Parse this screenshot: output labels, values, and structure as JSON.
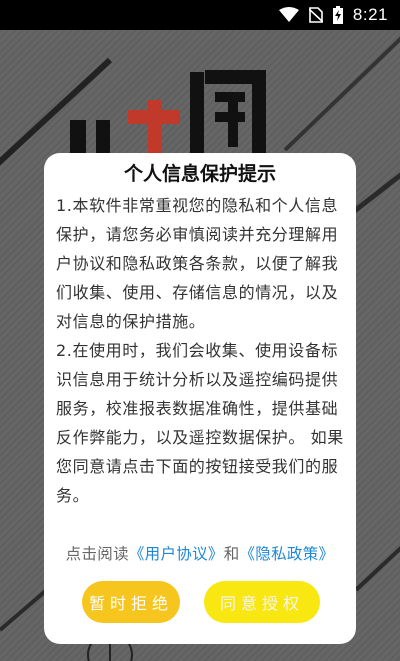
{
  "status_bar": {
    "time": "8:21"
  },
  "dialog": {
    "title": "个人信息保护提示",
    "paragraph1": "1.本软件非常重视您的隐私和个人信息保护，请您务必审慎阅读并充分理解用户协议和隐私政策各条款，以便了解我们收集、使用、存储信息的情况，以及对信息的保护措施。",
    "paragraph2": "2.在使用时，我们会收集、使用设备标识信息用于统计分析以及遥控编码提供服务，校准报表数据准确性，提供基础反作弊能力，以及遥控数据保护。 如果您同意请点击下面的按钮接受我们的服务。",
    "agreement_prefix": "点击阅读",
    "user_agreement_link": "《用户协议》",
    "agreement_and": "和",
    "privacy_policy_link": "《隐私政策》",
    "reject_label": "暂时拒绝",
    "accept_label": "同意授权"
  },
  "colors": {
    "link": "#1e88d6",
    "reject_button": "#f6c51e",
    "accept_button": "#f8e711"
  }
}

* * * * *

* **EXERCISE**
Set down all the data again exactly as above, pictures excluded.

* **EXERCISE ANSWER**
Parse this screenshot: output labels, values, and structure as JSON.
{
  "status_bar": {
    "time": "8:21"
  },
  "dialog": {
    "title": "个人信息保护提示",
    "paragraph1": "1.本软件非常重视您的隐私和个人信息保护，请您务必审慎阅读并充分理解用户协议和隐私政策各条款，以便了解我们收集、使用、存储信息的情况，以及对信息的保护措施。",
    "paragraph2": "2.在使用时，我们会收集、使用设备标识信息用于统计分析以及遥控编码提供服务，校准报表数据准确性，提供基础反作弊能力，以及遥控数据保护。 如果您同意请点击下面的按钮接受我们的服务。",
    "agreement_prefix": "点击阅读",
    "user_agreement_link": "《用户协议》",
    "agreement_and": "和",
    "privacy_policy_link": "《隐私政策》",
    "reject_label": "暂时拒绝",
    "accept_label": "同意授权"
  },
  "colors": {
    "link": "#1e88d6",
    "reject_button": "#f6c51e",
    "accept_button": "#f8e711"
  }
}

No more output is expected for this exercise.